→ AIM OF THE TASK:
Leave out the pictures and copy the remaining records exactly.

-- Start DATA FOR THE TASK --

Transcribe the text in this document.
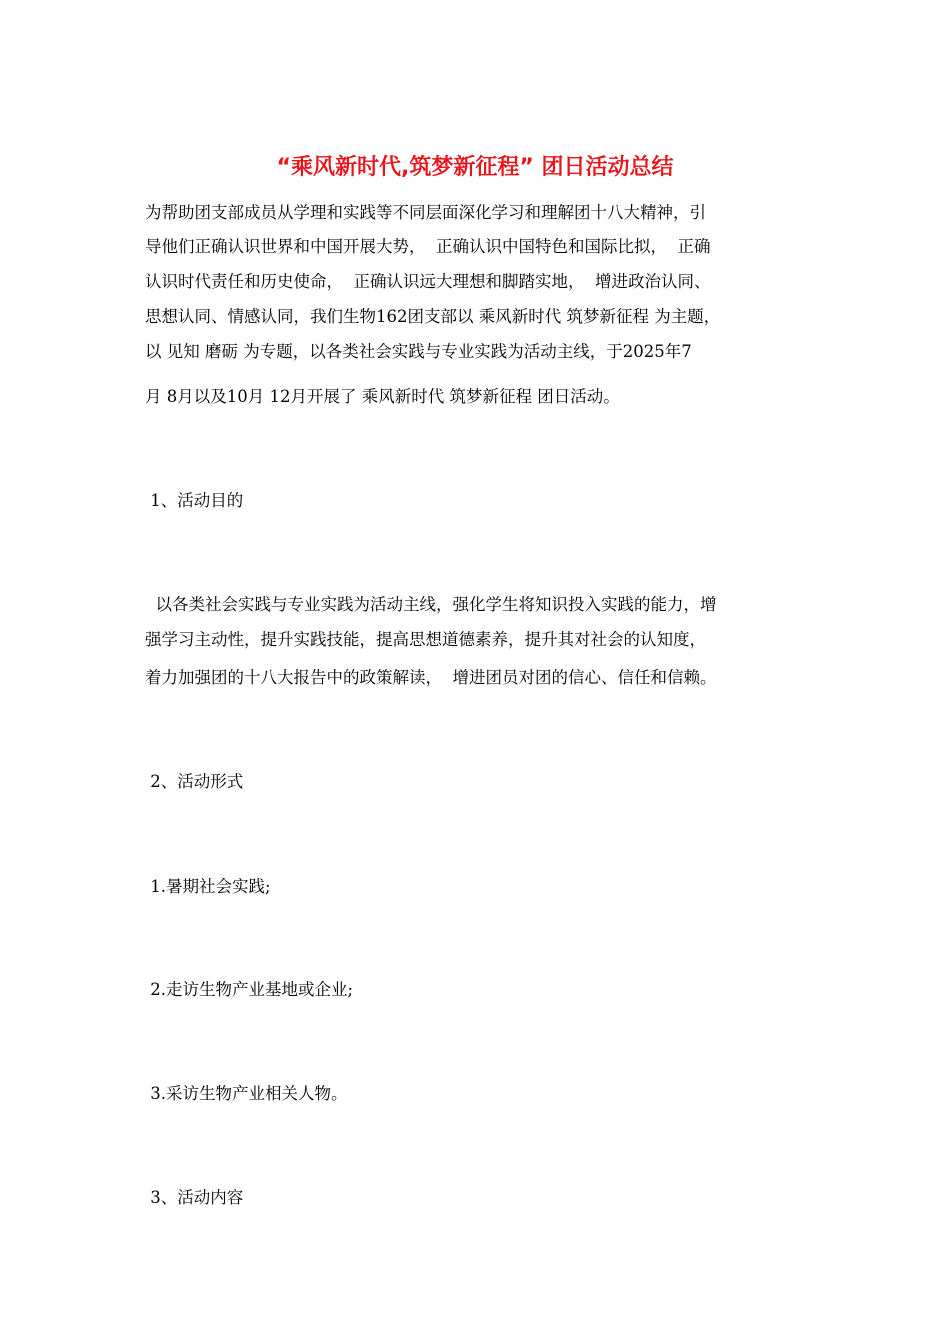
“乘风新时代,筑梦新征程” 团日活动总结
为帮助团支部成员从学理和实践等不同层面深化学习和理解团十八大精神，引
导他们正确认识世界和中国开展大势，  正确认识中国特色和国际比拟，  正确
认识时代责任和历史使命，  正确认识远大理想和脚踏实地，  增进政治认同、
思想认同、情感认同，我们生物162团支部以 乘风新时代 筑梦新征程 为主题，
以 见知 磨砺 为专题，以各类社会实践与专业实践为活动主线，于2025年7
月 8月以及10月 12月开展了 乘风新时代 筑梦新征程 团日活动。
1、活动目的
以各类社会实践与专业实践为活动主线，强化学生将知识投入实践的能力，增
强学习主动性，提升实践技能，提高思想道德素养，提升其对社会的认知度，
着力加强团的十八大报告中的政策解读，  增进团员对团的信心、信任和信赖。
2、活动形式
1.暑期社会实践;
2.走访生物产业基地或企业;
3.采访生物产业相关人物。
3、活动内容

-- End DATA FOR THE TASK --

→ RESULT OF THE EXERCISE:
Transcribe the text in this document.
“乘风新时代,筑梦新征程” 团日活动总结
为帮助团支部成员从学理和实践等不同层面深化学习和理解团十八大精神，引
导他们正确认识世界和中国开展大势，  正确认识中国特色和国际比拟，  正确
认识时代责任和历史使命，  正确认识远大理想和脚踏实地，  增进政治认同、
思想认同、情感认同，我们生物162团支部以 乘风新时代 筑梦新征程 为主题，
以 见知 磨砺 为专题，以各类社会实践与专业实践为活动主线，于2025年7
月 8月以及10月 12月开展了 乘风新时代 筑梦新征程 团日活动。
1、活动目的
以各类社会实践与专业实践为活动主线，强化学生将知识投入实践的能力，增
强学习主动性，提升实践技能，提高思想道德素养，提升其对社会的认知度，
着力加强团的十八大报告中的政策解读，  增进团员对团的信心、信任和信赖。
2、活动形式
1.暑期社会实践;
2.走访生物产业基地或企业;
3.采访生物产业相关人物。
3、活动内容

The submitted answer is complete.